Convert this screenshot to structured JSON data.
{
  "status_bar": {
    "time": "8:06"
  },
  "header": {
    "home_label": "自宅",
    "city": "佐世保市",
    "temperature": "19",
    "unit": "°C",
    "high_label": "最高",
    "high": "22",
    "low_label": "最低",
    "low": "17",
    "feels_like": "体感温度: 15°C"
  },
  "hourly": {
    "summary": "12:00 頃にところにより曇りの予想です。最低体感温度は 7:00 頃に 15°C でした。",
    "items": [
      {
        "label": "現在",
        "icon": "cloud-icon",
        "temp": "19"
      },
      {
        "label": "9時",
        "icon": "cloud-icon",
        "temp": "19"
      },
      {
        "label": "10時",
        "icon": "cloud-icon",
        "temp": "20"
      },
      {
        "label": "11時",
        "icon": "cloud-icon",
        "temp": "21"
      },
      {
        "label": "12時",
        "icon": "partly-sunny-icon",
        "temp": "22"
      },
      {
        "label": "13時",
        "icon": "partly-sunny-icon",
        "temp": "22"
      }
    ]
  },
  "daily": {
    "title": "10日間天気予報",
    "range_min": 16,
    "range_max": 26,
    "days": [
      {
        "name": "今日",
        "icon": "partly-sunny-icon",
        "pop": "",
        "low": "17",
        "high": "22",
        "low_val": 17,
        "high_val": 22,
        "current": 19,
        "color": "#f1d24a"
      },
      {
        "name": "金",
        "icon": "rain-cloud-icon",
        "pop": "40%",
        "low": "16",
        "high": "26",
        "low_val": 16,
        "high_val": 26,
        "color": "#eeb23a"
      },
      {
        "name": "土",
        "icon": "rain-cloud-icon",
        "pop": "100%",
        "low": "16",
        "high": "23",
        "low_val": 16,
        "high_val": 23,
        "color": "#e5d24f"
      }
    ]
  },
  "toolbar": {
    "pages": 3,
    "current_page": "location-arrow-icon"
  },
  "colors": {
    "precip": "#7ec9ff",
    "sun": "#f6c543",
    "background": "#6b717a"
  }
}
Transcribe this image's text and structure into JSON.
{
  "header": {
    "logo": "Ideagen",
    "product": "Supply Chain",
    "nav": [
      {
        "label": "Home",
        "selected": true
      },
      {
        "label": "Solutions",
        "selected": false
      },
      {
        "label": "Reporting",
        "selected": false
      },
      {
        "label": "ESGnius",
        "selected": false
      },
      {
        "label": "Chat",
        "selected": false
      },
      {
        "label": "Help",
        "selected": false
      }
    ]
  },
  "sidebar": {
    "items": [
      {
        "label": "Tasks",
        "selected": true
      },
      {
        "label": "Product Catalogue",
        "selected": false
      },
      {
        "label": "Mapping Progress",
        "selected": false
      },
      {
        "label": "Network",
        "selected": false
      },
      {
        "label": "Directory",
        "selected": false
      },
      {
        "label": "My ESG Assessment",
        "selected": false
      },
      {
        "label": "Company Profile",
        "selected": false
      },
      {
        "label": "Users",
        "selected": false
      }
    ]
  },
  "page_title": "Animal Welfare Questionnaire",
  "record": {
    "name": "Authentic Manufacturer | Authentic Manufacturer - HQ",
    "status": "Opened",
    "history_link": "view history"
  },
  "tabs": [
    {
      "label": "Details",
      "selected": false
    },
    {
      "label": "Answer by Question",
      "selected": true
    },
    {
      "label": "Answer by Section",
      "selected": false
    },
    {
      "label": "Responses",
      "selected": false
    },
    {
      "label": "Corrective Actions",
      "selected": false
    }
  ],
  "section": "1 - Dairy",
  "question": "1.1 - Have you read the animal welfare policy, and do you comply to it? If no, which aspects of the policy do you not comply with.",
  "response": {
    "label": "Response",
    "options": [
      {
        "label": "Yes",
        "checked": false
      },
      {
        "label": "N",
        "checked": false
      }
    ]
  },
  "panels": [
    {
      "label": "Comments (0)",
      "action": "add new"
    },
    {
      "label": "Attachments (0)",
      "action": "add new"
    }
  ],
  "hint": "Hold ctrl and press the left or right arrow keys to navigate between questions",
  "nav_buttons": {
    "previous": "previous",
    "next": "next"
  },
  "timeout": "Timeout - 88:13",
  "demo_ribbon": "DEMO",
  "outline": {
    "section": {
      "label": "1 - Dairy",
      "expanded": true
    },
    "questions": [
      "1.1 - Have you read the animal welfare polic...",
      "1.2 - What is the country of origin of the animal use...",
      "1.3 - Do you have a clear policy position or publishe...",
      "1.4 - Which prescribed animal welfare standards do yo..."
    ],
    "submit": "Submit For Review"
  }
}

::::::

= Directions for this task =
Restate every line of the data word for word.

= Finished task =
Convert this screenshot to structured JSON data.
{
  "status_bar": {
    "time": "8:06"
  },
  "header": {
    "home_label": "自宅",
    "city": "佐世保市",
    "temperature": "19",
    "unit": "°C",
    "high_label": "最高",
    "high": "22",
    "low_label": "最低",
    "low": "17",
    "feels_like": "体感温度: 15°C"
  },
  "hourly": {
    "summary": "12:00 頃にところにより曇りの予想です。最低体感温度は 7:00 頃に 15°C でした。",
    "items": [
      {
        "label": "現在",
        "icon": "cloud-icon",
        "temp": "19"
      },
      {
        "label": "9時",
        "icon": "cloud-icon",
        "temp": "19"
      },
      {
        "label": "10時",
        "icon": "cloud-icon",
        "temp": "20"
      },
      {
        "label": "11時",
        "icon": "cloud-icon",
        "temp": "21"
      },
      {
        "label": "12時",
        "icon": "partly-sunny-icon",
        "temp": "22"
      },
      {
        "label": "13時",
        "icon": "partly-sunny-icon",
        "temp": "22"
      }
    ]
  },
  "daily": {
    "title": "10日間天気予報",
    "range_min": 16,
    "range_max": 26,
    "days": [
      {
        "name": "今日",
        "icon": "partly-sunny-icon",
        "pop": "",
        "low": "17",
        "high": "22",
        "low_val": 17,
        "high_val": 22,
        "current": 19,
        "color": "#f1d24a"
      },
      {
        "name": "金",
        "icon": "rain-cloud-icon",
        "pop": "40%",
        "low": "16",
        "high": "26",
        "low_val": 16,
        "high_val": 26,
        "color": "#eeb23a"
      },
      {
        "name": "土",
        "icon": "rain-cloud-icon",
        "pop": "100%",
        "low": "16",
        "high": "23",
        "low_val": 16,
        "high_val": 23,
        "color": "#e5d24f"
      }
    ]
  },
  "toolbar": {
    "pages": 3,
    "current_page": "location-arrow-icon"
  },
  "colors": {
    "precip": "#7ec9ff",
    "sun": "#f6c543",
    "background": "#6b717a"
  }
}
Transcribe this image's text and structure into JSON.
{
  "header": {
    "logo": "Ideagen",
    "product": "Supply Chain",
    "nav": [
      {
        "label": "Home",
        "selected": true
      },
      {
        "label": "Solutions",
        "selected": false
      },
      {
        "label": "Reporting",
        "selected": false
      },
      {
        "label": "ESGnius",
        "selected": false
      },
      {
        "label": "Chat",
        "selected": false
      },
      {
        "label": "Help",
        "selected": false
      }
    ]
  },
  "sidebar": {
    "items": [
      {
        "label": "Tasks",
        "selected": true
      },
      {
        "label": "Product Catalogue",
        "selected": false
      },
      {
        "label": "Mapping Progress",
        "selected": false
      },
      {
        "label": "Network",
        "selected": false
      },
      {
        "label": "Directory",
        "selected": false
      },
      {
        "label": "My ESG Assessment",
        "selected": false
      },
      {
        "label": "Company Profile",
        "selected": false
      },
      {
        "label": "Users",
        "selected": false
      }
    ]
  },
  "page_title": "Animal Welfare Questionnaire",
  "record": {
    "name": "Authentic Manufacturer | Authentic Manufacturer - HQ",
    "status": "Opened",
    "history_link": "view history"
  },
  "tabs": [
    {
      "label": "Details",
      "selected": false
    },
    {
      "label": "Answer by Question",
      "selected": true
    },
    {
      "label": "Answer by Section",
      "selected": false
    },
    {
      "label": "Responses",
      "selected": false
    },
    {
      "label": "Corrective Actions",
      "selected": false
    }
  ],
  "section": "1 - Dairy",
  "question": "1.1 - Have you read the animal welfare policy, and do you comply to it? If no, which aspects of the policy do you not comply with.",
  "response": {
    "label": "Response",
    "options": [
      {
        "label": "Yes",
        "checked": false
      },
      {
        "label": "N",
        "checked": false
      }
    ]
  },
  "panels": [
    {
      "label": "Comments (0)",
      "action": "add new"
    },
    {
      "label": "Attachments (0)",
      "action": "add new"
    }
  ],
  "hint": "Hold ctrl and press the left or right arrow keys to navigate between questions",
  "nav_buttons": {
    "previous": "previous",
    "next": "next"
  },
  "timeout": "Timeout - 88:13",
  "demo_ribbon": "DEMO",
  "outline": {
    "section": {
      "label": "1 - Dairy",
      "expanded": true
    },
    "questions": [
      "1.1 - Have you read the animal welfare polic...",
      "1.2 - What is the country of origin of the animal use...",
      "1.3 - Do you have a clear policy position or publishe...",
      "1.4 - Which prescribed animal welfare standards do yo..."
    ],
    "submit": "Submit For Review"
  }
}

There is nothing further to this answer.